#### [WRITTEN REQUEST]
Output the entries below without any changes, from the first entry through the line containing "y-tick-label: 9: [58, 202, 65, 217]", including that line.

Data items
--------
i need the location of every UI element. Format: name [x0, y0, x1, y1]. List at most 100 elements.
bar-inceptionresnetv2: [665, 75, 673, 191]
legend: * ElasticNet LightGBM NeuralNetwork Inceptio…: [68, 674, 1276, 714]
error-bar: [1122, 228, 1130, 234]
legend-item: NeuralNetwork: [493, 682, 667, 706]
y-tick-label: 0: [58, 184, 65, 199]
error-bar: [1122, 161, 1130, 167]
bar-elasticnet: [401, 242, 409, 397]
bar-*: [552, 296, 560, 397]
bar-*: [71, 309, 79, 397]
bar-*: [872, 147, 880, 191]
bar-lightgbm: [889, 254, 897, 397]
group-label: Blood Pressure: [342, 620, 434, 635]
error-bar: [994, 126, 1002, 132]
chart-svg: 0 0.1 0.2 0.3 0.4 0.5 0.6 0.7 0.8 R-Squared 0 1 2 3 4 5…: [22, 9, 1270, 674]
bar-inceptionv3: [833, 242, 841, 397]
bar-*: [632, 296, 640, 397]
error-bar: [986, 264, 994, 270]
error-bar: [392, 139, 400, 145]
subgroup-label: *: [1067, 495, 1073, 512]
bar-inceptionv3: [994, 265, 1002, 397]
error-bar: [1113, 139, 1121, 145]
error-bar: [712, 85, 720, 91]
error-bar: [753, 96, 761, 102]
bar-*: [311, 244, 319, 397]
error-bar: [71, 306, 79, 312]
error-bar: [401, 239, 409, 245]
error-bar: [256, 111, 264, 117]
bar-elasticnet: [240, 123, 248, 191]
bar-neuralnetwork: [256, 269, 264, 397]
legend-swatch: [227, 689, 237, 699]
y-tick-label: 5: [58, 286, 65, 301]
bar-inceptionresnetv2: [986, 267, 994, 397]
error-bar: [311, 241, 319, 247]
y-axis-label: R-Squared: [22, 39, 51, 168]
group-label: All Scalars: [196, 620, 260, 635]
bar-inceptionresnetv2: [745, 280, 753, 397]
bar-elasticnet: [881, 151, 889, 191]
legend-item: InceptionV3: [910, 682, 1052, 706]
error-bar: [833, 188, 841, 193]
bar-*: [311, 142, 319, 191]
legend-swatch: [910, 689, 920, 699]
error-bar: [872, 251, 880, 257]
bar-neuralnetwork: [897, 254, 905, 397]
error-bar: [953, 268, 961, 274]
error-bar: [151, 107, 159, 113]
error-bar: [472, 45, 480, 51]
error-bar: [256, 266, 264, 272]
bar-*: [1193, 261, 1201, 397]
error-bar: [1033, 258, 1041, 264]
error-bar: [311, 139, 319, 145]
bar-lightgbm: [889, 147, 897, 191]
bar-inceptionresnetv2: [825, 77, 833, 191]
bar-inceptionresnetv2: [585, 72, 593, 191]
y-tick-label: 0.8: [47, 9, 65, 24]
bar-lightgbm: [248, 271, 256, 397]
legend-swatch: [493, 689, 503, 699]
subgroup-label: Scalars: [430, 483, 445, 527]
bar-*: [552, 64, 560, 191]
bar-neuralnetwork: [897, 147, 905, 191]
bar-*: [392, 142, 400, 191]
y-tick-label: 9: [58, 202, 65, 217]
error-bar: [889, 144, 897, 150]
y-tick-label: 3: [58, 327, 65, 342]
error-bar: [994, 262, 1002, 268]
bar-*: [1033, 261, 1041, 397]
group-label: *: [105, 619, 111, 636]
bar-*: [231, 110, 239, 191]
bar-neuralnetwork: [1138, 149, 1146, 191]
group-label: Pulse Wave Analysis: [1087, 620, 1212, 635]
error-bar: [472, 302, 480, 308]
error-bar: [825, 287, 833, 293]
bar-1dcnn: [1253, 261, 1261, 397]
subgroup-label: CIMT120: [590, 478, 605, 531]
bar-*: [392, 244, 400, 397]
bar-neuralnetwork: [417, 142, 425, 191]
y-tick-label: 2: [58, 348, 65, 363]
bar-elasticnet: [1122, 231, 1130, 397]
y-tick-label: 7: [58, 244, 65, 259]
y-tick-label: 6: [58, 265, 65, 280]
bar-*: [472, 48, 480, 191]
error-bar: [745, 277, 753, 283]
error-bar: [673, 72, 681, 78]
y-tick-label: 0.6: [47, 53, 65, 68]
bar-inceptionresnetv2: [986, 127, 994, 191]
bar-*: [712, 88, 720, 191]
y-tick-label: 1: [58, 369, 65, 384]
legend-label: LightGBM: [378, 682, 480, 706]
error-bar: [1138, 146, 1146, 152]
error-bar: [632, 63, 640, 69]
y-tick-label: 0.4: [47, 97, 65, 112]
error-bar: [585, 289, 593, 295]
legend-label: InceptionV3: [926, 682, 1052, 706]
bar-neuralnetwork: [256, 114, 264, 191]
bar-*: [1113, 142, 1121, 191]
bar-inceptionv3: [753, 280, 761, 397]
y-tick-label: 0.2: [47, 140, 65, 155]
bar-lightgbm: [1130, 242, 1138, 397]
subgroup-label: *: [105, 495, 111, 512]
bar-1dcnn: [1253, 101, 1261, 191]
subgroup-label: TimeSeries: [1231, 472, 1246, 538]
--------
#### [REPLY TO THE TASK]
i need the location of every UI element. Format: name [x0, y0, x1, y1]. List at most 100 elements.
bar-inceptionresnetv2: [665, 75, 673, 191]
legend: * ElasticNet LightGBM NeuralNetwork Inceptio…: [68, 674, 1276, 714]
error-bar: [1122, 228, 1130, 234]
legend-item: NeuralNetwork: [493, 682, 667, 706]
y-tick-label: 0: [58, 184, 65, 199]
error-bar: [1122, 161, 1130, 167]
bar-elasticnet: [401, 242, 409, 397]
bar-*: [552, 296, 560, 397]
bar-*: [71, 309, 79, 397]
bar-*: [872, 147, 880, 191]
bar-lightgbm: [889, 254, 897, 397]
group-label: Blood Pressure: [342, 620, 434, 635]
error-bar: [994, 126, 1002, 132]
chart-svg: 0 0.1 0.2 0.3 0.4 0.5 0.6 0.7 0.8 R-Squared 0 1 2 3 4 5…: [22, 9, 1270, 674]
bar-inceptionv3: [833, 242, 841, 397]
bar-*: [632, 296, 640, 397]
error-bar: [986, 264, 994, 270]
error-bar: [392, 139, 400, 145]
subgroup-label: *: [1067, 495, 1073, 512]
bar-inceptionv3: [994, 265, 1002, 397]
error-bar: [1113, 139, 1121, 145]
error-bar: [712, 85, 720, 91]
error-bar: [753, 96, 761, 102]
bar-*: [311, 244, 319, 397]
error-bar: [71, 306, 79, 312]
error-bar: [401, 239, 409, 245]
error-bar: [256, 111, 264, 117]
bar-elasticnet: [240, 123, 248, 191]
bar-neuralnetwork: [256, 269, 264, 397]
legend-swatch: [227, 689, 237, 699]
y-tick-label: 5: [58, 286, 65, 301]
bar-inceptionresnetv2: [986, 267, 994, 397]
error-bar: [311, 241, 319, 247]
y-axis-label: R-Squared: [22, 39, 51, 168]
group-label: All Scalars: [196, 620, 260, 635]
bar-inceptionresnetv2: [745, 280, 753, 397]
bar-elasticnet: [881, 151, 889, 191]
legend-item: InceptionV3: [910, 682, 1052, 706]
error-bar: [833, 188, 841, 193]
bar-*: [311, 142, 319, 191]
legend-swatch: [910, 689, 920, 699]
error-bar: [872, 251, 880, 257]
bar-neuralnetwork: [897, 254, 905, 397]
error-bar: [953, 268, 961, 274]
error-bar: [151, 107, 159, 113]
error-bar: [472, 45, 480, 51]
error-bar: [256, 266, 264, 272]
bar-*: [1193, 261, 1201, 397]
error-bar: [1033, 258, 1041, 264]
error-bar: [311, 139, 319, 145]
bar-lightgbm: [889, 147, 897, 191]
bar-inceptionresnetv2: [825, 77, 833, 191]
bar-inceptionresnetv2: [585, 72, 593, 191]
y-tick-label: 0.8: [47, 9, 65, 24]
bar-lightgbm: [248, 271, 256, 397]
legend-swatch: [493, 689, 503, 699]
subgroup-label: Scalars: [430, 483, 445, 527]
bar-*: [552, 64, 560, 191]
bar-neuralnetwork: [897, 147, 905, 191]
bar-*: [392, 142, 400, 191]
y-tick-label: 9: [58, 202, 65, 217]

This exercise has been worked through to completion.